Pick out each line with the word "label" from the material that follows.

------------------------

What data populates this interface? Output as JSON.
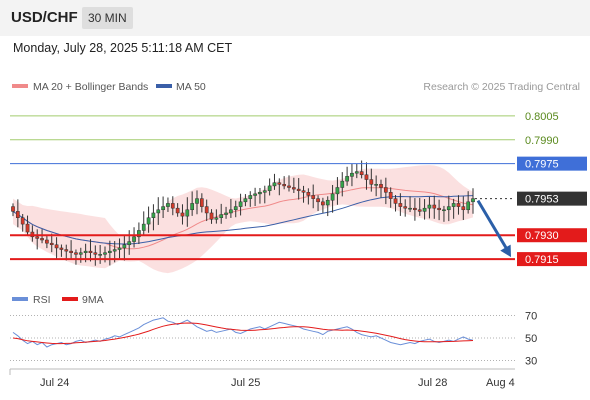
{
  "header": {
    "symbol": "USD/CHF",
    "timeframe": "30 MIN"
  },
  "timestamp": "Monday, July 28, 2025 5:11:18 AM CET",
  "source": "Research © 2025 Trading Central",
  "colors": {
    "ma20": "#f08a8a",
    "ma50": "#3a5fa8",
    "resistance": "#3f6fd8",
    "support": "#e31b1b",
    "target": "#8cc04a",
    "current": "#333333",
    "rsi": "#6a8fd8",
    "rsi_ma": "#e31b1b",
    "bollinger": "#f9d6d6",
    "arrow": "#2b5fa8"
  },
  "chart_data": [
    {
      "type": "candlestick",
      "legend": [
        {
          "name": "MA 20 + Bollinger Bands",
          "color": "#f08a8a"
        },
        {
          "name": "MA 50",
          "color": "#3a5fa8"
        }
      ],
      "ylim": [
        0.7905,
        0.8015
      ],
      "x_ticks": [
        "Jul 24",
        "Jul 25",
        "Jul 28",
        "Aug 4"
      ],
      "levels": [
        {
          "label": "0.8005",
          "value": 0.8005,
          "kind": "target"
        },
        {
          "label": "0.7990",
          "value": 0.799,
          "kind": "target"
        },
        {
          "label": "0.7975",
          "value": 0.7975,
          "kind": "resistance"
        },
        {
          "label": "0.7953",
          "value": 0.7953,
          "kind": "current"
        },
        {
          "label": "0.7930",
          "value": 0.793,
          "kind": "support"
        },
        {
          "label": "0.7915",
          "value": 0.7915,
          "kind": "support"
        }
      ],
      "closes": [
        0.7945,
        0.7941,
        0.7937,
        0.7932,
        0.7929,
        0.7928,
        0.7927,
        0.7925,
        0.7924,
        0.7922,
        0.7921,
        0.792,
        0.7919,
        0.7918,
        0.7919,
        0.792,
        0.7919,
        0.7918,
        0.7918,
        0.7919,
        0.792,
        0.7921,
        0.7922,
        0.7924,
        0.7926,
        0.7929,
        0.7933,
        0.7937,
        0.7941,
        0.7944,
        0.7946,
        0.7948,
        0.795,
        0.7947,
        0.7944,
        0.7942,
        0.7946,
        0.795,
        0.7953,
        0.7948,
        0.7944,
        0.794,
        0.7941,
        0.7943,
        0.7944,
        0.7946,
        0.7948,
        0.7951,
        0.7953,
        0.7955,
        0.7956,
        0.7957,
        0.7958,
        0.7961,
        0.7963,
        0.7962,
        0.7961,
        0.796,
        0.7959,
        0.7958,
        0.7957,
        0.7955,
        0.7953,
        0.7951,
        0.7949,
        0.7952,
        0.7956,
        0.796,
        0.7964,
        0.7967,
        0.7969,
        0.797,
        0.7968,
        0.7965,
        0.7962,
        0.7962,
        0.796,
        0.7957,
        0.7953,
        0.795,
        0.7948,
        0.7947,
        0.7947,
        0.7946,
        0.7945,
        0.7947,
        0.7949,
        0.7947,
        0.7946,
        0.7946,
        0.7948,
        0.795,
        0.7948,
        0.7946,
        0.7951,
        0.7953
      ],
      "annotation": {
        "type": "arrow",
        "from": 0.7953,
        "to": 0.7915,
        "direction": "down"
      }
    },
    {
      "type": "line",
      "legend": [
        {
          "name": "RSI",
          "color": "#6a8fd8"
        },
        {
          "name": "9MA",
          "color": "#e31b1b"
        }
      ],
      "ylim": [
        25,
        75
      ],
      "y_ticks": [
        "70",
        "50",
        "30"
      ],
      "series": [
        {
          "name": "RSI",
          "values": [
            55,
            52,
            48,
            45,
            47,
            44,
            46,
            42,
            44,
            45,
            46,
            44,
            45,
            47,
            48,
            46,
            47,
            48,
            47,
            49,
            50,
            52,
            51,
            53,
            55,
            57,
            59,
            62,
            64,
            66,
            67,
            68,
            65,
            64,
            62,
            64,
            66,
            63,
            60,
            58,
            56,
            57,
            55,
            56,
            57,
            58,
            55,
            54,
            56,
            58,
            59,
            60,
            58,
            60,
            62,
            64,
            63,
            62,
            61,
            60,
            58,
            57,
            56,
            55,
            53,
            56,
            57,
            58,
            59,
            60,
            58,
            55,
            53,
            52,
            51,
            52,
            50,
            48,
            46,
            45,
            44,
            45,
            46,
            45,
            47,
            48,
            49,
            47,
            46,
            47,
            48,
            47,
            49,
            51,
            49,
            48
          ]
        },
        {
          "name": "9MA",
          "values": [
            50,
            49.5,
            48.5,
            47.5,
            47,
            46.5,
            46,
            45.5,
            45.2,
            45,
            45,
            45.2,
            45.4,
            45.7,
            46,
            46.3,
            46.6,
            47,
            47.3,
            47.8,
            48.4,
            49,
            49.7,
            50.5,
            51.4,
            52.4,
            53.5,
            54.8,
            56.2,
            57.8,
            59.2,
            60.5,
            61.5,
            62.2,
            62.8,
            63.2,
            63.4,
            63.3,
            63,
            62.4,
            61.6,
            60.7,
            59.8,
            59,
            58.3,
            57.8,
            57.3,
            57,
            56.8,
            56.8,
            57,
            57.3,
            57.6,
            58,
            58.5,
            59,
            59.4,
            59.8,
            60,
            60.1,
            60,
            59.7,
            59.2,
            58.5,
            57.8,
            57.4,
            57.2,
            57.1,
            57,
            57.1,
            57,
            56.7,
            56.2,
            55.6,
            54.9,
            54.2,
            53.4,
            52.5,
            51.5,
            50.5,
            49.5,
            48.6,
            47.9,
            47.3,
            46.9,
            46.7,
            46.6,
            46.6,
            46.7,
            46.8,
            46.9,
            47,
            47.2,
            47.4,
            47.6,
            47.8
          ]
        }
      ]
    }
  ]
}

------------------------

> **Correct result**
          "label": "0.8005",
          "label": "0.7990",
          "label": "0.7975",
          "label": "0.7953",
          "label": "0.7930",
          "label": "0.7915",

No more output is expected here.